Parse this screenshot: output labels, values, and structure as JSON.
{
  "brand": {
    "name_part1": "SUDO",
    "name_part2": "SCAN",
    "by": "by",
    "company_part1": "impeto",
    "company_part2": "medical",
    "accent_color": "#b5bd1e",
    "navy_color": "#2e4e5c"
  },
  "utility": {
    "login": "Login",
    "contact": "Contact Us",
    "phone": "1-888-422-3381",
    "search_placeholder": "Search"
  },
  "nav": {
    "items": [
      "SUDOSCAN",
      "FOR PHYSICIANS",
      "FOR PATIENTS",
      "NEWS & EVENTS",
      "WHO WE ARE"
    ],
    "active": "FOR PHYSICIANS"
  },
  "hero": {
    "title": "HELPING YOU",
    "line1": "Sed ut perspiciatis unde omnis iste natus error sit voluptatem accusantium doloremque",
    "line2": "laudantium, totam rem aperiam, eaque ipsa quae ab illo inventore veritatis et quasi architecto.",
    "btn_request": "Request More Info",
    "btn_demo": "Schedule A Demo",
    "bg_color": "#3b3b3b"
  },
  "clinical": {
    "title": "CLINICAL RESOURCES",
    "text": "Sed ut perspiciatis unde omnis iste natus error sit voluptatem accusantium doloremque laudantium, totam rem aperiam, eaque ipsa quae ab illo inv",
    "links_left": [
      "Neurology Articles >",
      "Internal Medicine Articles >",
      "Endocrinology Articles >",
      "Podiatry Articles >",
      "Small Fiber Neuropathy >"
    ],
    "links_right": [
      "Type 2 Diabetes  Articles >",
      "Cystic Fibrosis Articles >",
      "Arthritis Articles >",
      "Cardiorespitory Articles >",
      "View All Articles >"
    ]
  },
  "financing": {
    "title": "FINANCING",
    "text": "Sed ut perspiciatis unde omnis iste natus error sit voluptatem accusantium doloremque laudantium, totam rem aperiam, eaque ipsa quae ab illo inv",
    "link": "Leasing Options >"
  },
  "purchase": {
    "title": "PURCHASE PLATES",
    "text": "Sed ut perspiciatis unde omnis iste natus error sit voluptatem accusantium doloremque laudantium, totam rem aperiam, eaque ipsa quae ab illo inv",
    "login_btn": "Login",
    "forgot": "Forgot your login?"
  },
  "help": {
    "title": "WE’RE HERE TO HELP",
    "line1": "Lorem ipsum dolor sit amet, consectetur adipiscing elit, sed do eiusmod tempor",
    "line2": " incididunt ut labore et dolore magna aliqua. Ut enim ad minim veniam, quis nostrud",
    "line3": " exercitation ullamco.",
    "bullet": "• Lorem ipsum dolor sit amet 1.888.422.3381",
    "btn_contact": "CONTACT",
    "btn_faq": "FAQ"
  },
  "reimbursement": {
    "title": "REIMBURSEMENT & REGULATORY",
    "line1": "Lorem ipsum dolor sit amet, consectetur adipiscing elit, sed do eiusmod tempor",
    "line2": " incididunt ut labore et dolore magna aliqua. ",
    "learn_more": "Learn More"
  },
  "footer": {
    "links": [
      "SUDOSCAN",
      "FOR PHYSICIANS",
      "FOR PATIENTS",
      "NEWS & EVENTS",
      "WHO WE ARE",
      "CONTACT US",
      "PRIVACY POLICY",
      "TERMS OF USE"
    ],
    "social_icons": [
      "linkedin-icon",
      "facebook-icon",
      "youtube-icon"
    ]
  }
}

· · ·

(REQUIRED ACTION) Every line above should be printed again exactly as it stands.

(RESPONSE TO THIS TASK)
Parse this screenshot: output labels, values, and structure as JSON.
{
  "brand": {
    "name_part1": "SUDO",
    "name_part2": "SCAN",
    "by": "by",
    "company_part1": "impeto",
    "company_part2": "medical",
    "accent_color": "#b5bd1e",
    "navy_color": "#2e4e5c"
  },
  "utility": {
    "login": "Login",
    "contact": "Contact Us",
    "phone": "1-888-422-3381",
    "search_placeholder": "Search"
  },
  "nav": {
    "items": [
      "SUDOSCAN",
      "FOR PHYSICIANS",
      "FOR PATIENTS",
      "NEWS & EVENTS",
      "WHO WE ARE"
    ],
    "active": "FOR PHYSICIANS"
  },
  "hero": {
    "title": "HELPING YOU",
    "line1": "Sed ut perspiciatis unde omnis iste natus error sit voluptatem accusantium doloremque",
    "line2": "laudantium, totam rem aperiam, eaque ipsa quae ab illo inventore veritatis et quasi architecto.",
    "btn_request": "Request More Info",
    "btn_demo": "Schedule A Demo",
    "bg_color": "#3b3b3b"
  },
  "clinical": {
    "title": "CLINICAL RESOURCES",
    "text": "Sed ut perspiciatis unde omnis iste natus error sit voluptatem accusantium doloremque laudantium, totam rem aperiam, eaque ipsa quae ab illo inv",
    "links_left": [
      "Neurology Articles >",
      "Internal Medicine Articles >",
      "Endocrinology Articles >",
      "Podiatry Articles >",
      "Small Fiber Neuropathy >"
    ],
    "links_right": [
      "Type 2 Diabetes  Articles >",
      "Cystic Fibrosis Articles >",
      "Arthritis Articles >",
      "Cardiorespitory Articles >",
      "View All Articles >"
    ]
  },
  "financing": {
    "title": "FINANCING",
    "text": "Sed ut perspiciatis unde omnis iste natus error sit voluptatem accusantium doloremque laudantium, totam rem aperiam, eaque ipsa quae ab illo inv",
    "link": "Leasing Options >"
  },
  "purchase": {
    "title": "PURCHASE PLATES",
    "text": "Sed ut perspiciatis unde omnis iste natus error sit voluptatem accusantium doloremque laudantium, totam rem aperiam, eaque ipsa quae ab illo inv",
    "login_btn": "Login",
    "forgot": "Forgot your login?"
  },
  "help": {
    "title": "WE’RE HERE TO HELP",
    "line1": "Lorem ipsum dolor sit amet, consectetur adipiscing elit, sed do eiusmod tempor",
    "line2": " incididunt ut labore et dolore magna aliqua. Ut enim ad minim veniam, quis nostrud",
    "line3": " exercitation ullamco.",
    "bullet": "• Lorem ipsum dolor sit amet 1.888.422.3381",
    "btn_contact": "CONTACT",
    "btn_faq": "FAQ"
  },
  "reimbursement": {
    "title": "REIMBURSEMENT & REGULATORY",
    "line1": "Lorem ipsum dolor sit amet, consectetur adipiscing elit, sed do eiusmod tempor",
    "line2": " incididunt ut labore et dolore magna aliqua. ",
    "learn_more": "Learn More"
  },
  "footer": {
    "links": [
      "SUDOSCAN",
      "FOR PHYSICIANS",
      "FOR PATIENTS",
      "NEWS & EVENTS",
      "WHO WE ARE",
      "CONTACT US",
      "PRIVACY POLICY",
      "TERMS OF USE"
    ],
    "social_icons": [
      "linkedin-icon",
      "facebook-icon",
      "youtube-icon"
    ]
  }
}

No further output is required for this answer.